━━ Supplied data ━━
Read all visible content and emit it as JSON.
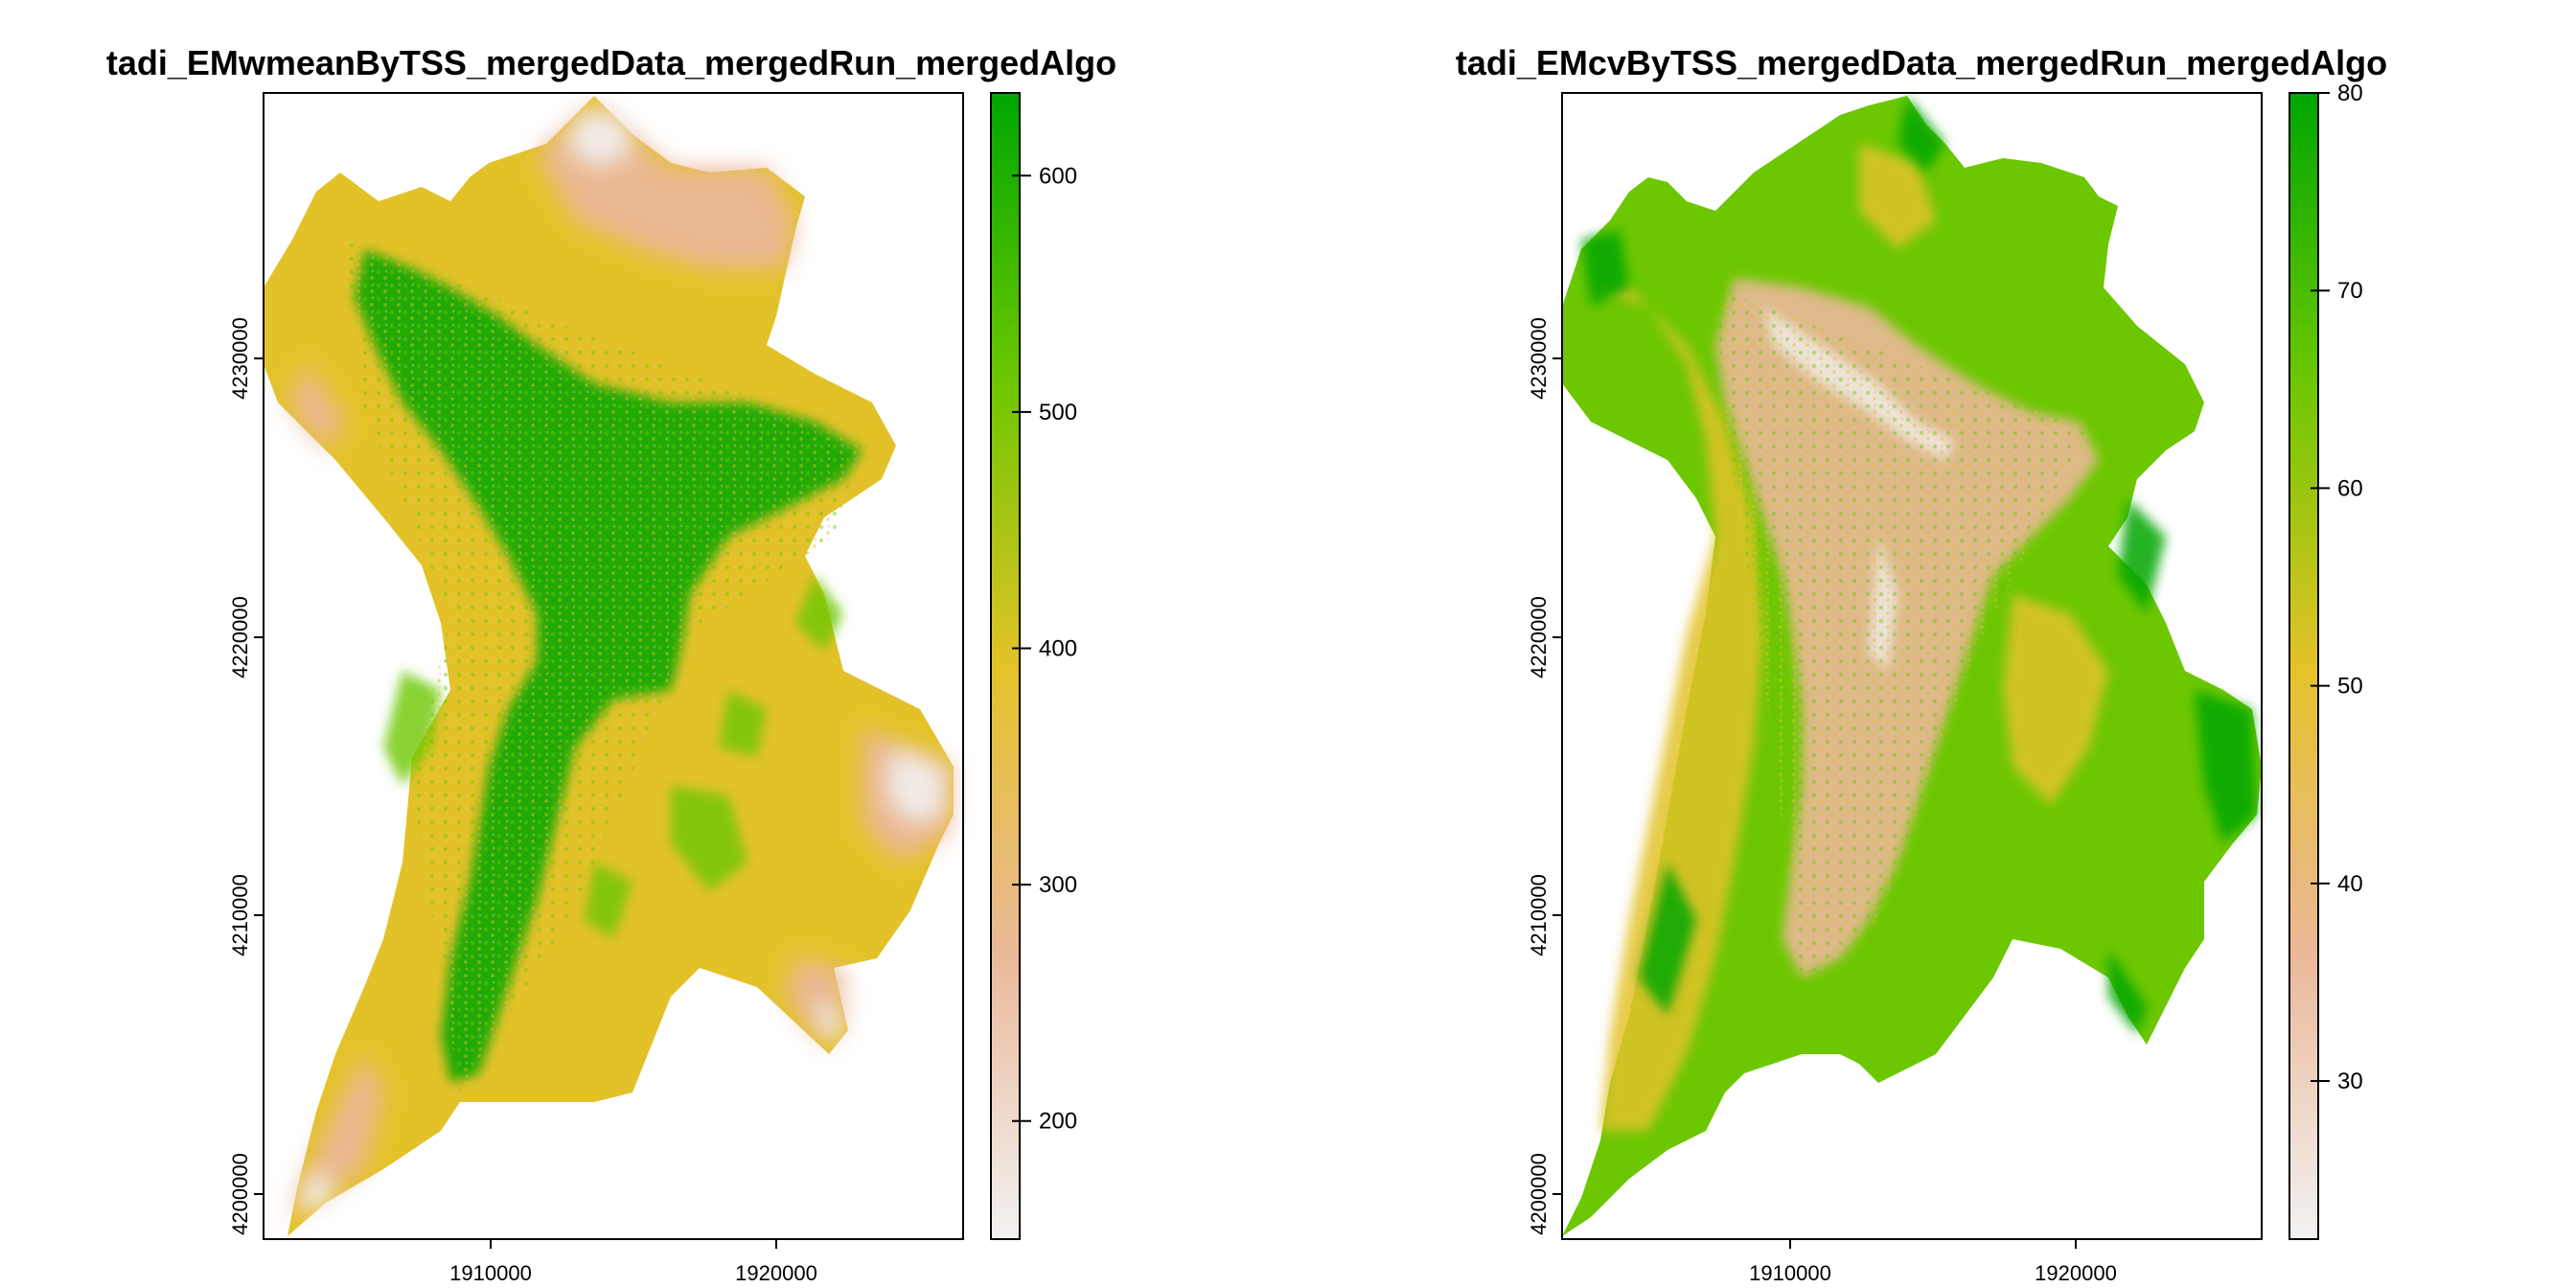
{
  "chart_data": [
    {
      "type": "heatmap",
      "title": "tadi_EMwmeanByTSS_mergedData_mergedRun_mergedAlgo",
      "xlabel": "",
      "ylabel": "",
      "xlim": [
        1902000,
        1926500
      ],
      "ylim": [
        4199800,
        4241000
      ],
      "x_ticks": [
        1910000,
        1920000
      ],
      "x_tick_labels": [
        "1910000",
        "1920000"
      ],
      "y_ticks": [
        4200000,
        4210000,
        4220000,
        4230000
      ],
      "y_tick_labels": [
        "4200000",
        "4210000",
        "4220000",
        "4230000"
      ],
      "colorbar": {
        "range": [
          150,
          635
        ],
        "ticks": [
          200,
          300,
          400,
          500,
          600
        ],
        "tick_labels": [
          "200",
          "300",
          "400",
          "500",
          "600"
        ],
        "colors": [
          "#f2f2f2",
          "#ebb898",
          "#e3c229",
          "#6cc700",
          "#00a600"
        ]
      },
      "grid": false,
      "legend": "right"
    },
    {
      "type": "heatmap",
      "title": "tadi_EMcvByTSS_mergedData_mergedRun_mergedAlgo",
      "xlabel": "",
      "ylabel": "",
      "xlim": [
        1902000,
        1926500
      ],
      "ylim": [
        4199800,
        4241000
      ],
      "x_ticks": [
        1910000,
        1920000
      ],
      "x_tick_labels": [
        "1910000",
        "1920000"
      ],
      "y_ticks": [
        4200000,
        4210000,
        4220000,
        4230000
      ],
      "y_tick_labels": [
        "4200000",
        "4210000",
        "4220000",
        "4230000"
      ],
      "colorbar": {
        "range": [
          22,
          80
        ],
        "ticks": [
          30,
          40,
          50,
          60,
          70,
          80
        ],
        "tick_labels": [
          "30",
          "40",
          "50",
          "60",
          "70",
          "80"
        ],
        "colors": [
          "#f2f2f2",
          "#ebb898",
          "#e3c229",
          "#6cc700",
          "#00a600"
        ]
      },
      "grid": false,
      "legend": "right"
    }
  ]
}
━━━
• What is required
Write out again every line above exactly as given; the pictures do not belong in the copy.

• Exercise response
Read all visible content and emit it as JSON.
{
  "chart_data": [
    {
      "type": "heatmap",
      "title": "tadi_EMwmeanByTSS_mergedData_mergedRun_mergedAlgo",
      "xlabel": "",
      "ylabel": "",
      "xlim": [
        1902000,
        1926500
      ],
      "ylim": [
        4199800,
        4241000
      ],
      "x_ticks": [
        1910000,
        1920000
      ],
      "x_tick_labels": [
        "1910000",
        "1920000"
      ],
      "y_ticks": [
        4200000,
        4210000,
        4220000,
        4230000
      ],
      "y_tick_labels": [
        "4200000",
        "4210000",
        "4220000",
        "4230000"
      ],
      "colorbar": {
        "range": [
          150,
          635
        ],
        "ticks": [
          200,
          300,
          400,
          500,
          600
        ],
        "tick_labels": [
          "200",
          "300",
          "400",
          "500",
          "600"
        ],
        "colors": [
          "#f2f2f2",
          "#ebb898",
          "#e3c229",
          "#6cc700",
          "#00a600"
        ]
      },
      "grid": false,
      "legend": "right"
    },
    {
      "type": "heatmap",
      "title": "tadi_EMcvByTSS_mergedData_mergedRun_mergedAlgo",
      "xlabel": "",
      "ylabel": "",
      "xlim": [
        1902000,
        1926500
      ],
      "ylim": [
        4199800,
        4241000
      ],
      "x_ticks": [
        1910000,
        1920000
      ],
      "x_tick_labels": [
        "1910000",
        "1920000"
      ],
      "y_ticks": [
        4200000,
        4210000,
        4220000,
        4230000
      ],
      "y_tick_labels": [
        "4200000",
        "4210000",
        "4220000",
        "4230000"
      ],
      "colorbar": {
        "range": [
          22,
          80
        ],
        "ticks": [
          30,
          40,
          50,
          60,
          70,
          80
        ],
        "tick_labels": [
          "30",
          "40",
          "50",
          "60",
          "70",
          "80"
        ],
        "colors": [
          "#f2f2f2",
          "#ebb898",
          "#e3c229",
          "#6cc700",
          "#00a600"
        ]
      },
      "grid": false,
      "legend": "right"
    }
  ]
}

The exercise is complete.